── GIVEN RECORDS ──

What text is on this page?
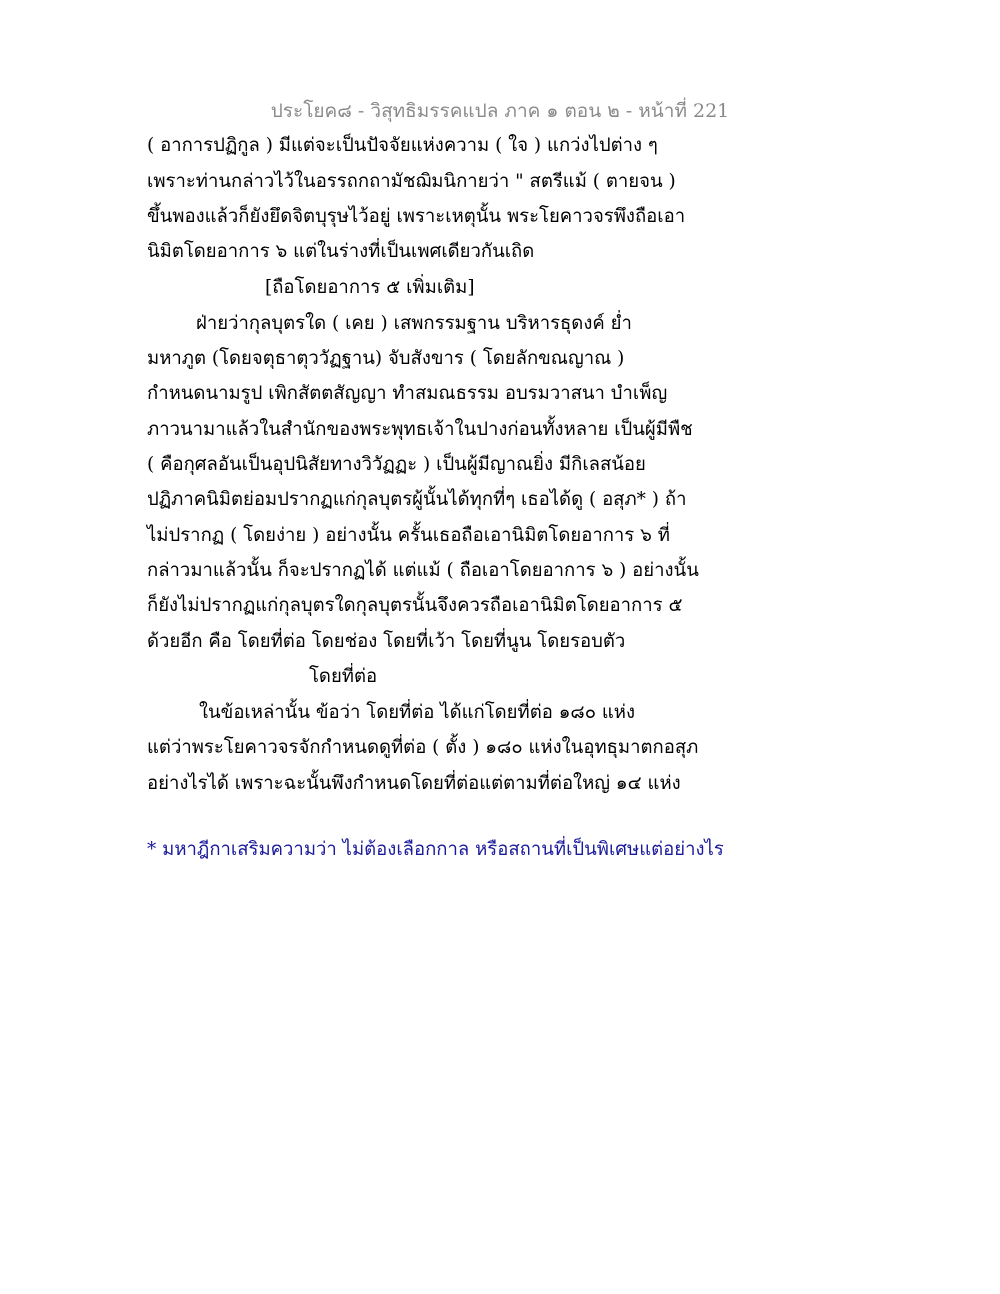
ประโยค๘ - วิสุทธิมรรคแปล ภาค ๑ ตอน ๒ - หน้าที่ 221
( อาการปฏิกูล ) มีแต่จะเป็นปัจจัยแห่งความ ( ใจ ) แกว่งไปต่าง ๆ
เพราะท่านกล่าวไว้ในอรรถกถามัชฌิมนิกายว่า " สตรีแม้ ( ตายจน )
ขึ้นพองแล้วก็ยังยึดจิตบุรุษไว้อยู่ เพราะเหตุนั้น พระโยคาวจรพึงถือเอา
นิมิตโดยอาการ ๖ แต่ในร่างที่เป็นเพศเดียวกันเถิด
[ถือโดยอาการ ๕ เพิ่มเติม]
ฝ่ายว่ากุลบุตรใด ( เคย ) เสพกรรมฐาน บริหารธุดงค์ ย่ำ
มหาภูต (โดยจตุธาตุววัฏฐาน) จับสังขาร ( โดยลักขณญาณ )
กำหนดนามรูป เพิกสัตตสัญญา ทำสมณธรรม อบรมวาสนา บำเพ็ญ
ภาวนามาแล้วในสำนักของพระพุทธเจ้าในปางก่อนทั้งหลาย เป็นผู้มีพืช
( คือกุศลอันเป็นอุปนิสัยทางวิวัฏฏะ ) เป็นผู้มีญาณยิ่ง มีกิเลสน้อย
ปฏิภาคนิมิตย่อมปรากฏแก่กุลบุตรผู้นั้นได้ทุกที่ๆ เธอได้ดู ( อสุภ* ) ถ้า
ไม่ปรากฏ ( โดยง่าย ) อย่างนั้น ครั้นเธอถือเอานิมิตโดยอาการ ๖ ที่
กล่าวมาแล้วนั้น ก็จะปรากฏได้ แต่แม้ ( ถือเอาโดยอาการ ๖ ) อย่างนั้น
ก็ยังไม่ปรากฏแก่กุลบุตรใดกุลบุตรนั้นจึงควรถือเอานิมิตโดยอาการ ๕
ด้วยอีก คือ โดยที่ต่อ โดยช่อง โดยที่เว้า โดยที่นูน โดยรอบตัว
โดยที่ต่อ
ในข้อเหล่านั้น ข้อว่า โดยที่ต่อ ได้แก่โดยที่ต่อ ๑๘๐ แห่ง
แต่ว่าพระโยคาวจรจักกำหนดดูที่ต่อ ( ตั้ง ) ๑๘๐ แห่งในอุทธุมาตกอสุภ
อย่างไรได้ เพราะฉะนั้นพึงกำหนดโดยที่ต่อแต่ตามที่ต่อใหญ่ ๑๔ แห่ง
* มหาฎีกาเสริมความว่า ไม่ต้องเลือกกาล หรือสถานที่เป็นพิเศษแต่อย่างไร
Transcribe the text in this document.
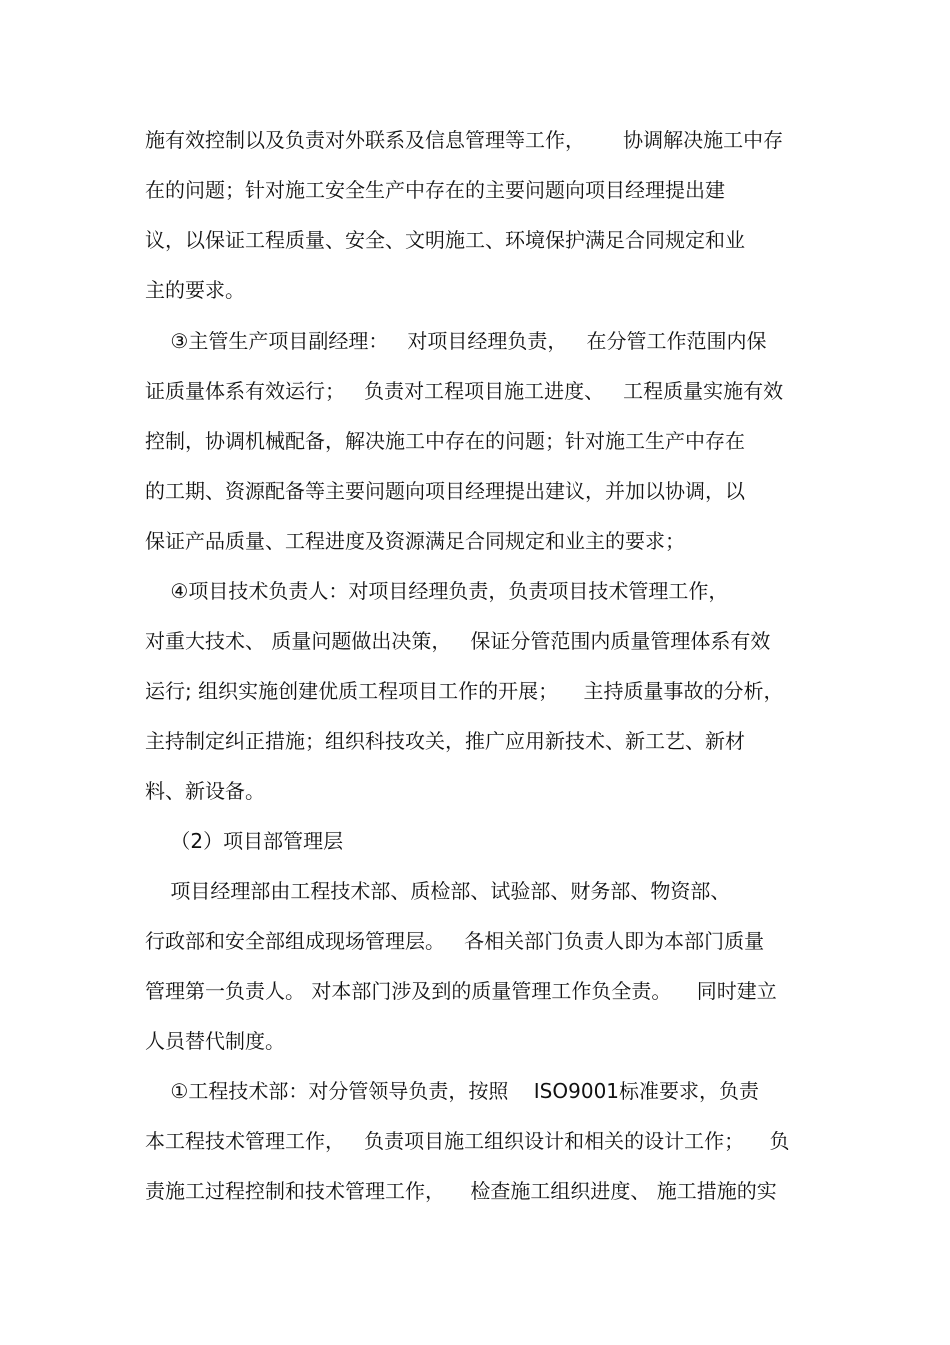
施有效控制以及负责对外联系及信息管理等工作，      协调解决施工中存
在的问题；针对施工安全生产中存在的主要问题向项目经理提出建
议，以保证工程质量、安全、文明施工、环境保护满足合同规定和业
主的要求。
③主管生产项目副经理：   对项目经理负责，   在分管工作范围内保
证质量体系有效运行；   负责对工程项目施工进度、   工程质量实施有效
控制，协调机械配备，解决施工中存在的问题；针对施工生产中存在
的工期、资源配备等主要问题向项目经理提出建议，并加以协调，以
保证产品质量、工程进度及资源满足合同规定和业主的要求；
④项目技术负责人：对项目经理负责，负责项目技术管理工作，
对重大技术、 质量问题做出决策，   保证分管范围内质量管理体系有效
运行; 组织实施创建优质工程项目工作的开展；    主持质量事故的分析，
主持制定纠正措施；组织科技攻关，推广应用新技术、新工艺、新材
料、新设备。
（2）项目部管理层
项目经理部由工程技术部、质检部、试验部、财务部、物资部、
行政部和安全部组成现场管理层。   各相关部门负责人即为本部门质量
管理第一负责人。 对本部门涉及到的质量管理工作负全责。    同时建立
人员替代制度。
①工程技术部：对分管领导负责，按照    ISO9001标准要求，负责
本工程技术管理工作，   负责项目施工组织设计和相关的设计工作；    负
责施工过程控制和技术管理工作，    检查施工组织进度、 施工措施的实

───

▶ EXERCISE DIRECTIONS
Transcribe all of the material exactly, leaving out whatever pictures it contains.

▶ SOLVED EXERCISE
What text is on this page?
ประโยค๘ - วิสุทธิมรรคแปล ภาค ๑ ตอน ๒ - หน้าที่ 221
( อาการปฏิกูล ) มีแต่จะเป็นปัจจัยแห่งความ ( ใจ ) แกว่งไปต่าง ๆ
เพราะท่านกล่าวไว้ในอรรถกถามัชฌิมนิกายว่า " สตรีแม้ ( ตายจน )
ขึ้นพองแล้วก็ยังยึดจิตบุรุษไว้อยู่ เพราะเหตุนั้น พระโยคาวจรพึงถือเอา
นิมิตโดยอาการ ๖ แต่ในร่างที่เป็นเพศเดียวกันเถิด
[ถือโดยอาการ ๕ เพิ่มเติม]
ฝ่ายว่ากุลบุตรใด ( เคย ) เสพกรรมฐาน บริหารธุดงค์ ย่ำ
มหาภูต (โดยจตุธาตุววัฏฐาน) จับสังขาร ( โดยลักขณญาณ )
กำหนดนามรูป เพิกสัตตสัญญา ทำสมณธรรม อบรมวาสนา บำเพ็ญ
ภาวนามาแล้วในสำนักของพระพุทธเจ้าในปางก่อนทั้งหลาย เป็นผู้มีพืช
( คือกุศลอันเป็นอุปนิสัยทางวิวัฏฏะ ) เป็นผู้มีญาณยิ่ง มีกิเลสน้อย
ปฏิภาคนิมิตย่อมปรากฏแก่กุลบุตรผู้นั้นได้ทุกที่ๆ เธอได้ดู ( อสุภ* ) ถ้า
ไม่ปรากฏ ( โดยง่าย ) อย่างนั้น ครั้นเธอถือเอานิมิตโดยอาการ ๖ ที่
กล่าวมาแล้วนั้น ก็จะปรากฏได้ แต่แม้ ( ถือเอาโดยอาการ ๖ ) อย่างนั้น
ก็ยังไม่ปรากฏแก่กุลบุตรใดกุลบุตรนั้นจึงควรถือเอานิมิตโดยอาการ ๕
ด้วยอีก คือ โดยที่ต่อ โดยช่อง โดยที่เว้า โดยที่นูน โดยรอบตัว
โดยที่ต่อ
ในข้อเหล่านั้น ข้อว่า โดยที่ต่อ ได้แก่โดยที่ต่อ ๑๘๐ แห่ง
แต่ว่าพระโยคาวจรจักกำหนดดูที่ต่อ ( ตั้ง ) ๑๘๐ แห่งในอุทธุมาตกอสุภ
อย่างไรได้ เพราะฉะนั้นพึงกำหนดโดยที่ต่อแต่ตามที่ต่อใหญ่ ๑๔ แห่ง
* มหาฎีกาเสริมความว่า ไม่ต้องเลือกกาล หรือสถานที่เป็นพิเศษแต่อย่างไร
Transcribe the text in this document.
施有效控制以及负责对外联系及信息管理等工作，      协调解决施工中存
在的问题；针对施工安全生产中存在的主要问题向项目经理提出建
议，以保证工程质量、安全、文明施工、环境保护满足合同规定和业
主的要求。
③主管生产项目副经理：   对项目经理负责，   在分管工作范围内保
证质量体系有效运行；   负责对工程项目施工进度、   工程质量实施有效
控制，协调机械配备，解决施工中存在的问题；针对施工生产中存在
的工期、资源配备等主要问题向项目经理提出建议，并加以协调，以
保证产品质量、工程进度及资源满足合同规定和业主的要求；
④项目技术负责人：对项目经理负责，负责项目技术管理工作，
对重大技术、 质量问题做出决策，   保证分管范围内质量管理体系有效
运行; 组织实施创建优质工程项目工作的开展；    主持质量事故的分析，
主持制定纠正措施；组织科技攻关，推广应用新技术、新工艺、新材
料、新设备。
（2）项目部管理层
项目经理部由工程技术部、质检部、试验部、财务部、物资部、
行政部和安全部组成现场管理层。   各相关部门负责人即为本部门质量
管理第一负责人。 对本部门涉及到的质量管理工作负全责。    同时建立
人员替代制度。
①工程技术部：对分管领导负责，按照    ISO9001标准要求，负责
本工程技术管理工作，   负责项目施工组织设计和相关的设计工作；    负
责施工过程控制和技术管理工作，    检查施工组织进度、 施工措施的实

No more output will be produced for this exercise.